• _Given data_
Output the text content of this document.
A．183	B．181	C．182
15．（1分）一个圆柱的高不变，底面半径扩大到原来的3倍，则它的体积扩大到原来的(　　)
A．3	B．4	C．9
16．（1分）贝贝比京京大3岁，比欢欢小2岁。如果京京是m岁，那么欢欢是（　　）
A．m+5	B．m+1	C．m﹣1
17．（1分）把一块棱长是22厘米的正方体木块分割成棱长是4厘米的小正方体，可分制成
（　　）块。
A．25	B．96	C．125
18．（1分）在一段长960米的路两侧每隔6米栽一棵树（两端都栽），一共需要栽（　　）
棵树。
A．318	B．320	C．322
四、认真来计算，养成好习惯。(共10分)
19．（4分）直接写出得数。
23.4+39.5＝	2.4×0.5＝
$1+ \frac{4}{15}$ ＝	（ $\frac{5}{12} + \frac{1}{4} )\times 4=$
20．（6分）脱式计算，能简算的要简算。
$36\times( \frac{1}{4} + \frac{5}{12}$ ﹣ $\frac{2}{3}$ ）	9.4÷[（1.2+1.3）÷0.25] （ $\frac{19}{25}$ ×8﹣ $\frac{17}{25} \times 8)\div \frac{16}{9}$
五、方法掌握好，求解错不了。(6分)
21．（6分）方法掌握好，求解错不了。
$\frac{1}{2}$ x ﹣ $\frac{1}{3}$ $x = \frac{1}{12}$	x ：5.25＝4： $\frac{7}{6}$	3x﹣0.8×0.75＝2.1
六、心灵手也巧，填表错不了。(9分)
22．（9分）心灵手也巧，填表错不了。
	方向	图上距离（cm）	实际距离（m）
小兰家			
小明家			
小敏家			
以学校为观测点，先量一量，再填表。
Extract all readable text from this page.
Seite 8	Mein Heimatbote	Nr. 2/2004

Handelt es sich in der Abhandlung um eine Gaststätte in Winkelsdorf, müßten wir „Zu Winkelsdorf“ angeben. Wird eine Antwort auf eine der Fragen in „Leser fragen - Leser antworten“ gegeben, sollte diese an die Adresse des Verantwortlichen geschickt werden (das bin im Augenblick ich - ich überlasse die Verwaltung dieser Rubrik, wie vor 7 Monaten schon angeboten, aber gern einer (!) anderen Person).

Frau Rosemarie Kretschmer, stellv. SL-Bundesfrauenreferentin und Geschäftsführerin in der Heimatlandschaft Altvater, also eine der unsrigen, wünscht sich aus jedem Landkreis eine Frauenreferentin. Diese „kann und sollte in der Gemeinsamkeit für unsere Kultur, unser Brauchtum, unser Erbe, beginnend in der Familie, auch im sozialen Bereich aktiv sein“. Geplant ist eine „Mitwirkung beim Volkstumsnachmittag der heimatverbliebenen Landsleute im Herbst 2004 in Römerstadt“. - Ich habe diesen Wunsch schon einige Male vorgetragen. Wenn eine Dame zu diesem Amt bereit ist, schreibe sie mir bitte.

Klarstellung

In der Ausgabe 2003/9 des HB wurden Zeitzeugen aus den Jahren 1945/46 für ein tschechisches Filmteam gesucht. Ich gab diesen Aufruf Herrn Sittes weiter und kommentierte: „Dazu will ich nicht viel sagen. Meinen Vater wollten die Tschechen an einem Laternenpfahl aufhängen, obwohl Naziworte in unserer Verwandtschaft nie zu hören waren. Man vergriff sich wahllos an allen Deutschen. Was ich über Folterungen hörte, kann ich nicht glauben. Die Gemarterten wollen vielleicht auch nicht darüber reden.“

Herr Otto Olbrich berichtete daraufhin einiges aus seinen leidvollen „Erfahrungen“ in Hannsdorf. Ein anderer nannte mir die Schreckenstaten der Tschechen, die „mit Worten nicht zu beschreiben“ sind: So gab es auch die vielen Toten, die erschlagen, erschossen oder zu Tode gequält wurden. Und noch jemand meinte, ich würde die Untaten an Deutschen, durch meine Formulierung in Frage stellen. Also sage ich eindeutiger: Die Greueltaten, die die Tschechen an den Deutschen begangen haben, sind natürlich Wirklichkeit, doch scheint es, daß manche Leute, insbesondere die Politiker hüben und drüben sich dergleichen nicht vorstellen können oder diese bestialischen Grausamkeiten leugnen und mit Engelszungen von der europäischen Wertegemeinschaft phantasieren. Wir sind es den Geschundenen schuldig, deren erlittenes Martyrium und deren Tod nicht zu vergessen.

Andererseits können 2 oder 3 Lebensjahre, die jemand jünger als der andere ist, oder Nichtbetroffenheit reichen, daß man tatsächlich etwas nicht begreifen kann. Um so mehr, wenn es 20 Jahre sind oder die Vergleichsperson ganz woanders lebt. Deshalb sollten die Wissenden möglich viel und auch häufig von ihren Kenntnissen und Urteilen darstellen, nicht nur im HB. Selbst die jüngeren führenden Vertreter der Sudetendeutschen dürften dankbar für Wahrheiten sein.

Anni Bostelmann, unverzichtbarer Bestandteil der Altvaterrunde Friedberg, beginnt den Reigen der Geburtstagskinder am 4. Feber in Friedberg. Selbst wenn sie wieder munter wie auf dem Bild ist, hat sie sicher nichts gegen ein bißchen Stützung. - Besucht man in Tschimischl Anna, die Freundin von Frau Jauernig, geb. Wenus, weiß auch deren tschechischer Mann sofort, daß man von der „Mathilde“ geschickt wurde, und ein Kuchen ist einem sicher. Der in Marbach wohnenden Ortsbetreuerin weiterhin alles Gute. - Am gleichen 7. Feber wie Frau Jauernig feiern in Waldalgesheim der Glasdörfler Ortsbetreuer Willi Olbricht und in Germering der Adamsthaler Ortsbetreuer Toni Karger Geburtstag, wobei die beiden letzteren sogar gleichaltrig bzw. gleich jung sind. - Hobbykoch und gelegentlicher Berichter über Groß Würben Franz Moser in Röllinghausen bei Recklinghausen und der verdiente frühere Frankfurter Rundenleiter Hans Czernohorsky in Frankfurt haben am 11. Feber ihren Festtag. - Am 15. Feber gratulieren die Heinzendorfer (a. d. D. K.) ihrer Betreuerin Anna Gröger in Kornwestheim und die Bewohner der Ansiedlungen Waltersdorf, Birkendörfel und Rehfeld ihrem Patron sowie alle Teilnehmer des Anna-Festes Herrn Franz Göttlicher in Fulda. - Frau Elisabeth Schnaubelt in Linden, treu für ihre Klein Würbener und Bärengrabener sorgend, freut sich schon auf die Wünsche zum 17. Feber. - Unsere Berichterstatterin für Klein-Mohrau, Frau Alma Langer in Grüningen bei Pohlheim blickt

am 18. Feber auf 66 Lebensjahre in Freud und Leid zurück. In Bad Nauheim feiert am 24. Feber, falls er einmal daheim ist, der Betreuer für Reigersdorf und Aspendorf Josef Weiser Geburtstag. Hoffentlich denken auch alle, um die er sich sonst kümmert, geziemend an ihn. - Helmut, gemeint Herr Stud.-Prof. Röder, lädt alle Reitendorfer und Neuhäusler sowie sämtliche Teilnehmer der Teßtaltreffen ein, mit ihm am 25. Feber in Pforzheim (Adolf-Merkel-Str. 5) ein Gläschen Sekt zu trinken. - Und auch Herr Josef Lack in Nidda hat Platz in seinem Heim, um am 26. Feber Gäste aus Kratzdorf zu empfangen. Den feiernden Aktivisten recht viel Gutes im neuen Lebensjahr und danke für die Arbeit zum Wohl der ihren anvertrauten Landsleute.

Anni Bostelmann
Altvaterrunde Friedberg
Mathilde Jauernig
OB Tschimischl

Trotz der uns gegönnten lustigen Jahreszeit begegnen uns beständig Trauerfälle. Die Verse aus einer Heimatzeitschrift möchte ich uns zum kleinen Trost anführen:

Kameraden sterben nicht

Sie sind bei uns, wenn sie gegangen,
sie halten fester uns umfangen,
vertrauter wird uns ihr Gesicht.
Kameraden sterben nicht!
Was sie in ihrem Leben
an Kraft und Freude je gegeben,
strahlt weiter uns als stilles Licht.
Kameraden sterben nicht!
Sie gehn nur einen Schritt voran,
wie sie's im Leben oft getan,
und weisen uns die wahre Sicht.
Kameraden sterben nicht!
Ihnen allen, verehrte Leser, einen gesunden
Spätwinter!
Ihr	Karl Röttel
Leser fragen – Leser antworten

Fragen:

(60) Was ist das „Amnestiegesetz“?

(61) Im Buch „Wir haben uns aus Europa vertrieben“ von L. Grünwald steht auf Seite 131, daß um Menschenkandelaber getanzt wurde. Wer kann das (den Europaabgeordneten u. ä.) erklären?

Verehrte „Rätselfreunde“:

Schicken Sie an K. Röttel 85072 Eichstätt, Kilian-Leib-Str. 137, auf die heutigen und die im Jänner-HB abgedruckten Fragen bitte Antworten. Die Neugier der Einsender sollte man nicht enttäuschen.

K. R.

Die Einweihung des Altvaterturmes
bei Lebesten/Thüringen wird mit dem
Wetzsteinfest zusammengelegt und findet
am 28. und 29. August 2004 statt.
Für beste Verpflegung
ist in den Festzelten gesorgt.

• _Description of the task_
Determine how many lines of the listing above include the word "times", and report that number only.

• _Exercise answer_
2